Chart and figure data -
════

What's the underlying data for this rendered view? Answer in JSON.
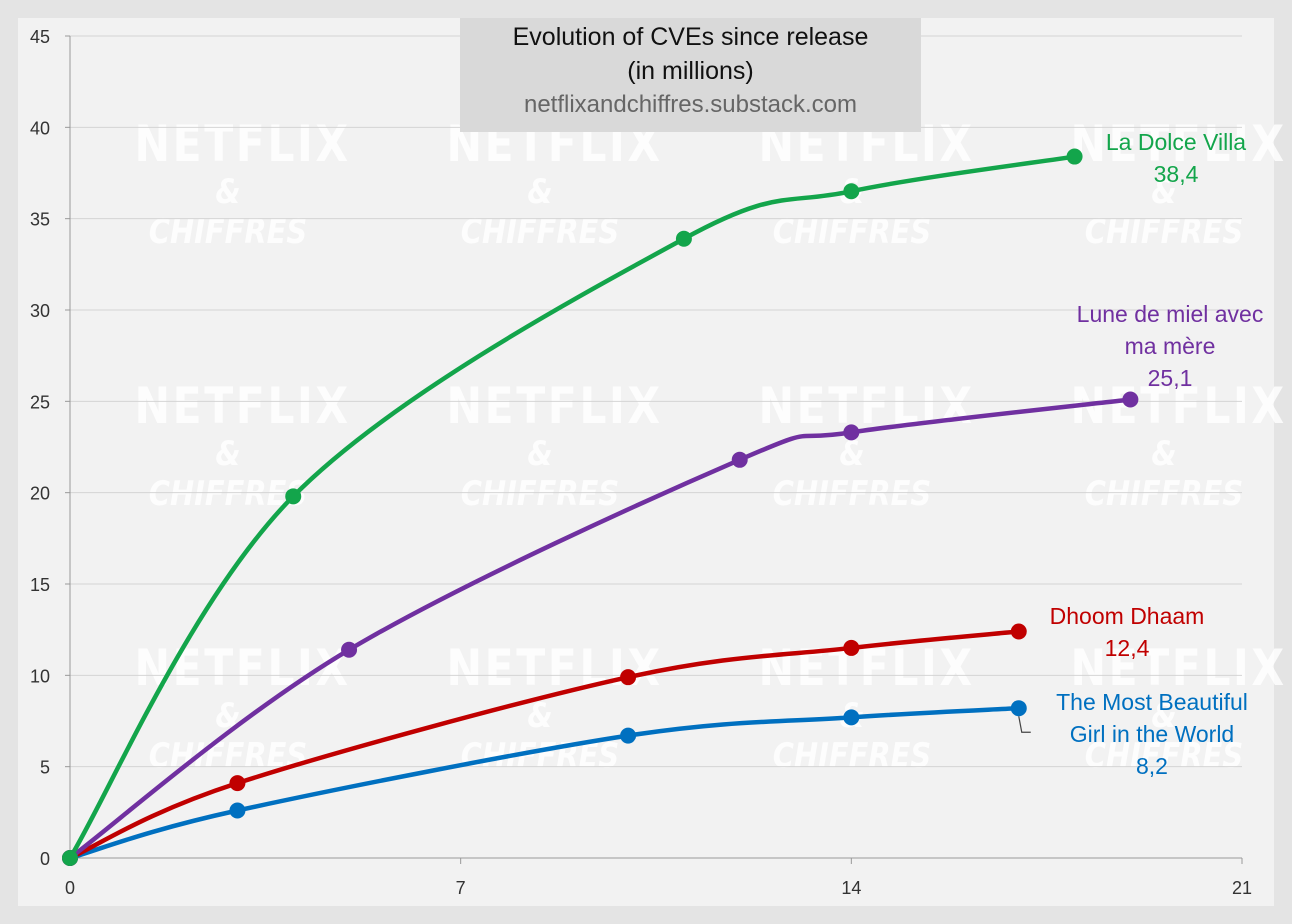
{
  "chart_data": {
    "type": "line",
    "title": "Evolution of CVEs since release",
    "subtitle": "(in millions)",
    "source": "netflixandchiffres.substack.com",
    "watermark": [
      "NETFLIX",
      "& CHIFFRES"
    ],
    "xlabel": "",
    "ylabel": "",
    "xlim": [
      0,
      21
    ],
    "ylim": [
      0,
      45
    ],
    "x_ticks": [
      0,
      7,
      14,
      21
    ],
    "y_ticks": [
      0,
      5,
      10,
      15,
      20,
      25,
      30,
      35,
      40,
      45
    ],
    "grid": "horizontal",
    "series": [
      {
        "name": "La Dolce Villa",
        "value_label": "38,4",
        "color": "#13a54b",
        "x": [
          0,
          4,
          11,
          14,
          18
        ],
        "y": [
          0,
          19.8,
          33.9,
          36.5,
          38.4
        ]
      },
      {
        "name": "Lune de miel avec ma mère",
        "name_lines": [
          "Lune de miel avec",
          "ma mère"
        ],
        "value_label": "25,1",
        "color": "#7030a0",
        "x": [
          0,
          5,
          12,
          14,
          19
        ],
        "y": [
          0,
          11.4,
          21.8,
          23.3,
          25.1
        ]
      },
      {
        "name": "Dhoom Dhaam",
        "value_label": "12,4",
        "color": "#c00000",
        "x": [
          0,
          3,
          10,
          14,
          17
        ],
        "y": [
          0,
          4.1,
          9.9,
          11.5,
          12.4
        ]
      },
      {
        "name": "The Most Beautiful Girl in the World",
        "name_lines": [
          "The Most Beautiful",
          "Girl in the World"
        ],
        "value_label": "8,2",
        "color": "#0070c0",
        "x": [
          0,
          3,
          10,
          14,
          17
        ],
        "y": [
          0,
          2.6,
          6.7,
          7.7,
          8.2
        ]
      }
    ]
  }
}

════

Instruction - Take every line above carrying "miel" and return it.

Task solution -
        "name": "Lune de miel avec ma mère",
          "Lune de miel avec",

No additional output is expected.